• Required task: Locate the string "memory" throughout the material and copy every line in which it occurs.

• Record list:
## begin

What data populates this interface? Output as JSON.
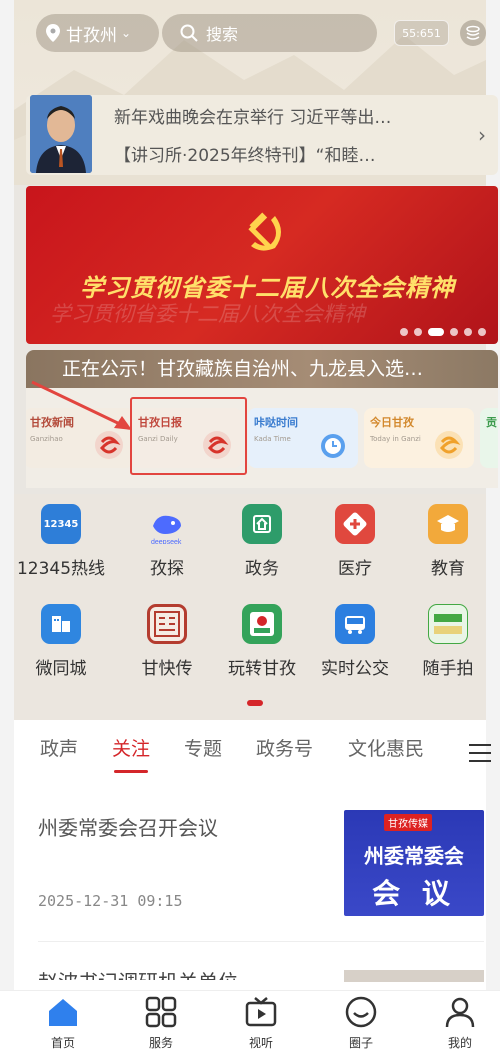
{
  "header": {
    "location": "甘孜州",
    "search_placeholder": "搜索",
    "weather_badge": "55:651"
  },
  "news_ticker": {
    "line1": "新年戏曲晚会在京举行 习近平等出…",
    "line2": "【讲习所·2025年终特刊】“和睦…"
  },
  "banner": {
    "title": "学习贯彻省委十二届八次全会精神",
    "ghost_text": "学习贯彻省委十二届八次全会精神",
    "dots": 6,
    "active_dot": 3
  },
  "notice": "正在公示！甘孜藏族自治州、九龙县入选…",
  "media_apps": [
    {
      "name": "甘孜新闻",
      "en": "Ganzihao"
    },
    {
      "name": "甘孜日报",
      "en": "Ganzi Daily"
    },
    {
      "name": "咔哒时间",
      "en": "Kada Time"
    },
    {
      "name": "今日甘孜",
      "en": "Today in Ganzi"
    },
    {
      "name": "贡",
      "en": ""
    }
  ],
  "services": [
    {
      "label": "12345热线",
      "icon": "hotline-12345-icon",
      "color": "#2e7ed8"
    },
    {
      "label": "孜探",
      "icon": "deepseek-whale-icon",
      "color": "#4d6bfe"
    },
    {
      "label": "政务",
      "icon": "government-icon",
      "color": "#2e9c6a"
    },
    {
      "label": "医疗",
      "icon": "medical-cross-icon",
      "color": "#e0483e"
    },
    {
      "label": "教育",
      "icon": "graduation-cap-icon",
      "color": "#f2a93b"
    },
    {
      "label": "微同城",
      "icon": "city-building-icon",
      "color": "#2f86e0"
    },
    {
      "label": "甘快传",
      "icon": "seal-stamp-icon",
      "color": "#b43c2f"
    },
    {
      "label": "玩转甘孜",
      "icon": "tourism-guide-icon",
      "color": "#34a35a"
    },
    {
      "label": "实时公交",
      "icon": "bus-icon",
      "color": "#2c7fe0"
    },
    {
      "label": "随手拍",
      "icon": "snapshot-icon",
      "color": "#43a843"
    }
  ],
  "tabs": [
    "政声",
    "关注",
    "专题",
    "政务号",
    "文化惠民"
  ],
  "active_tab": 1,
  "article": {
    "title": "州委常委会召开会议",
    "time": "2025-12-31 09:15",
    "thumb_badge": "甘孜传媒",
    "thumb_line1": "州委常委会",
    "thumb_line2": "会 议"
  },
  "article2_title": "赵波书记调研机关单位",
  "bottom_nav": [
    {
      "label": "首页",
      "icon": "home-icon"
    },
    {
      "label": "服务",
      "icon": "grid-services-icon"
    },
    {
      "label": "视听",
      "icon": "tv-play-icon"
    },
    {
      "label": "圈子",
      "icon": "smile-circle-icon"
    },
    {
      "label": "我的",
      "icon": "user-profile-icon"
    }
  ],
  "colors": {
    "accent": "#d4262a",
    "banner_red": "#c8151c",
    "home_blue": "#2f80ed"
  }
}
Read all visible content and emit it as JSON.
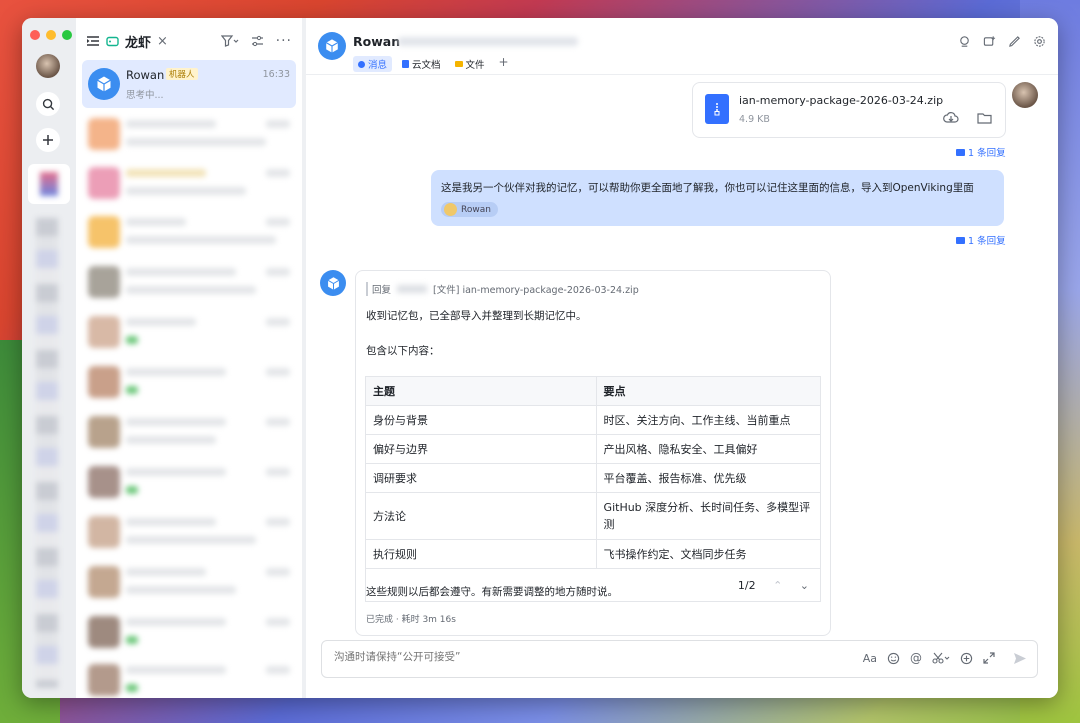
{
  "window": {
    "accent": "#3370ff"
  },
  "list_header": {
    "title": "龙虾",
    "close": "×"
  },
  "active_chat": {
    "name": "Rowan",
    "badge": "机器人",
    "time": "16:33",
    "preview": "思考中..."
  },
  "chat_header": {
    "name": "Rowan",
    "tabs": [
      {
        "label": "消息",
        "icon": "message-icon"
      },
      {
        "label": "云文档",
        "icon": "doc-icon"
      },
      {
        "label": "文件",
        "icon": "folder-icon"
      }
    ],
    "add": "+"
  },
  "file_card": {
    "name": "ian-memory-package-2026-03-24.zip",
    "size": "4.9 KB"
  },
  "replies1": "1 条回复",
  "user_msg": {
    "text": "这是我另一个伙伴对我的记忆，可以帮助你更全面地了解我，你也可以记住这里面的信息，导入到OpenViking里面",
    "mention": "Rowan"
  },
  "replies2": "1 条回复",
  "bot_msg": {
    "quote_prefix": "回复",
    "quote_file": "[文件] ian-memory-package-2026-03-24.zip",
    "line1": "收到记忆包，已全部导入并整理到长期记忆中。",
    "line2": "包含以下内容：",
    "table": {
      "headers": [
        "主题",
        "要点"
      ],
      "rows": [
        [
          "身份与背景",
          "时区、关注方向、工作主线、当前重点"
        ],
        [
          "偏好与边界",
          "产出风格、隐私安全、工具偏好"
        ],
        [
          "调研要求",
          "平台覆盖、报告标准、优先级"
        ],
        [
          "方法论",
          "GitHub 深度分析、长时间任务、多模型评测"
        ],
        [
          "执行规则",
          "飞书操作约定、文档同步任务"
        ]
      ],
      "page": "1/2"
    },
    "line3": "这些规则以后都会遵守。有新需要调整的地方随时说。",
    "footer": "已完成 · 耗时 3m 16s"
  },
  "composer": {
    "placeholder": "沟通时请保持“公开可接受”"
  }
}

## end

• Output of the task:
    "name": "ian-memory-package-2026-03-24.zip",
    "quote_file": "[文件] ian-memory-package-2026-03-24.zip",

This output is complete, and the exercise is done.